┏━━
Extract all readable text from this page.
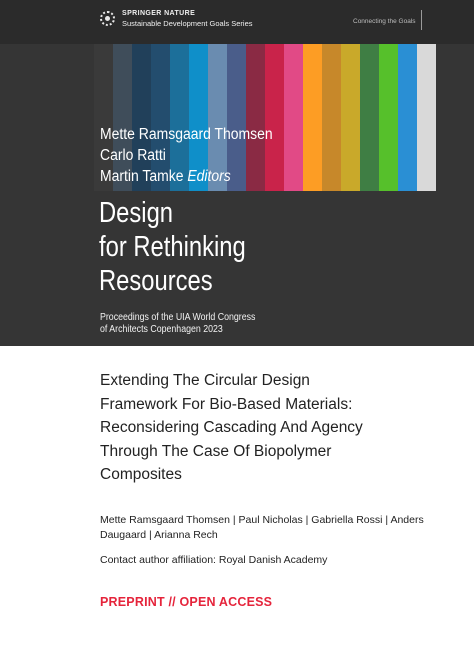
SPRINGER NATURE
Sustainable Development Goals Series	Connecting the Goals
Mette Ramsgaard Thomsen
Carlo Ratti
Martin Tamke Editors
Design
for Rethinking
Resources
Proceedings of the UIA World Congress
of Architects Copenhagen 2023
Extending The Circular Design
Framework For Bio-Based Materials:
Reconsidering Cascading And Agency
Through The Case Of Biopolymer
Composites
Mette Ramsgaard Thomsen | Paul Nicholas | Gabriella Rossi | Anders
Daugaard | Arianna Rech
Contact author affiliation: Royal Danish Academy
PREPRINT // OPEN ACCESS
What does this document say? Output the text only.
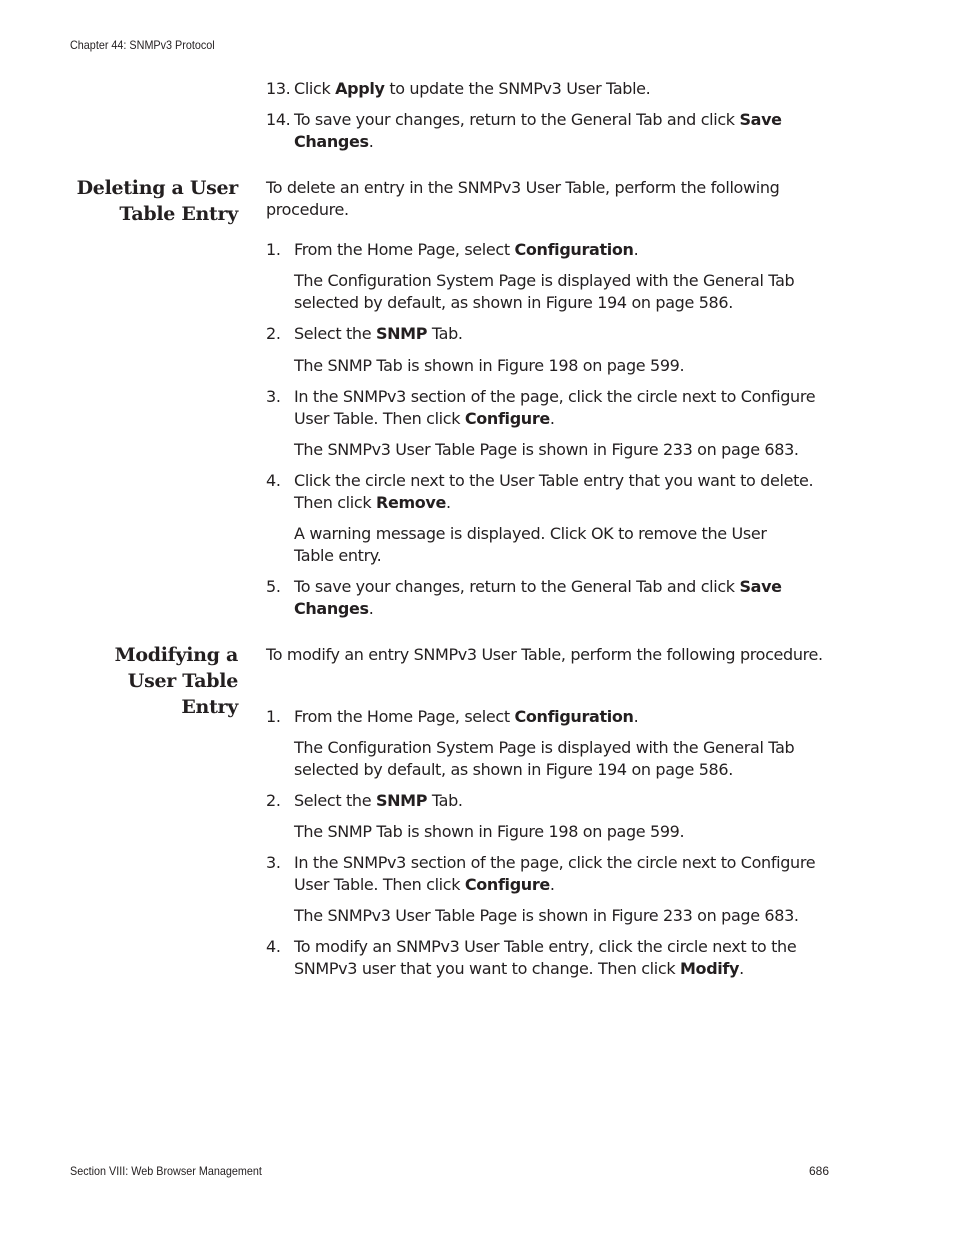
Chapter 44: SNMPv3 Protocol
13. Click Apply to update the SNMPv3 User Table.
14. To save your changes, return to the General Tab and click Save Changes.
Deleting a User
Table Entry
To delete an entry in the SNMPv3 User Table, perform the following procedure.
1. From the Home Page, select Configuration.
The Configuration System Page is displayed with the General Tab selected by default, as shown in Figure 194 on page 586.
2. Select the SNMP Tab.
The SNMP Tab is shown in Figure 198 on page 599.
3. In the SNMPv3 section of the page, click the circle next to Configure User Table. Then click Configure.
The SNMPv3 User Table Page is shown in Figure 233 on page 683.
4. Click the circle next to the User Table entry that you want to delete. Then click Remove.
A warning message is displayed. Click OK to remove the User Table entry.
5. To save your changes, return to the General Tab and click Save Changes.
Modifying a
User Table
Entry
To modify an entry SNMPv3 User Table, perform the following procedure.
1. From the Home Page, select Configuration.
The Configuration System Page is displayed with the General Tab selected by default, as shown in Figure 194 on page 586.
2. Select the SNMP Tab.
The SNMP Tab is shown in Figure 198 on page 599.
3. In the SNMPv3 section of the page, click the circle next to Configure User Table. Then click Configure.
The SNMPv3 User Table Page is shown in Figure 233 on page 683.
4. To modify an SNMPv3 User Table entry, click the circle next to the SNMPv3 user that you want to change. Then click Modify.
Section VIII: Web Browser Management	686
┗━━
┏━━
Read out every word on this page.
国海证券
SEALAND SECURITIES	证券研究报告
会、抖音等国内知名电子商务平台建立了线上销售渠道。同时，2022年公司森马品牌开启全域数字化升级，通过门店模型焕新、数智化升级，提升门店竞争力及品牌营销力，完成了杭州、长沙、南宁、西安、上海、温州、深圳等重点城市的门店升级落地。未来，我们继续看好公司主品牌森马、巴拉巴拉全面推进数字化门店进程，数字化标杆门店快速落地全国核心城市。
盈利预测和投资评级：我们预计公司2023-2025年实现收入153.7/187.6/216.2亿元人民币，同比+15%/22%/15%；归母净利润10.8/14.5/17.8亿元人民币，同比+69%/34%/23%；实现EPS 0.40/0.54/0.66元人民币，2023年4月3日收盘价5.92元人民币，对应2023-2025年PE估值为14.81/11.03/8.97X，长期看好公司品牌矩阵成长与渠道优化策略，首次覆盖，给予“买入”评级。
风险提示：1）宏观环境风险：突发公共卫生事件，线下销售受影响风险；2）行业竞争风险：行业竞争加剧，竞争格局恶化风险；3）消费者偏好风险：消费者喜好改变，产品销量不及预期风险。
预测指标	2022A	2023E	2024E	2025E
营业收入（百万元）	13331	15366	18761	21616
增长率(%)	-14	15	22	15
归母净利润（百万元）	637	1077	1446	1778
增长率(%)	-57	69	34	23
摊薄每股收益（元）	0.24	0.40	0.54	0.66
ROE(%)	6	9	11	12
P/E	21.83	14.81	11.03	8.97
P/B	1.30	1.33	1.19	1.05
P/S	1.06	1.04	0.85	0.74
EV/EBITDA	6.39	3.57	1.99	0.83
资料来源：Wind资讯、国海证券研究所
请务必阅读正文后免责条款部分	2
┗━━
▸ **Instruction**
From the listing above, copy all lines holding the word "following".

▸ **Full response**
To delete an entry in the SNMPv3 User Table, perform the following procedure.
To modify an entry SNMPv3 User Table, perform the following procedure.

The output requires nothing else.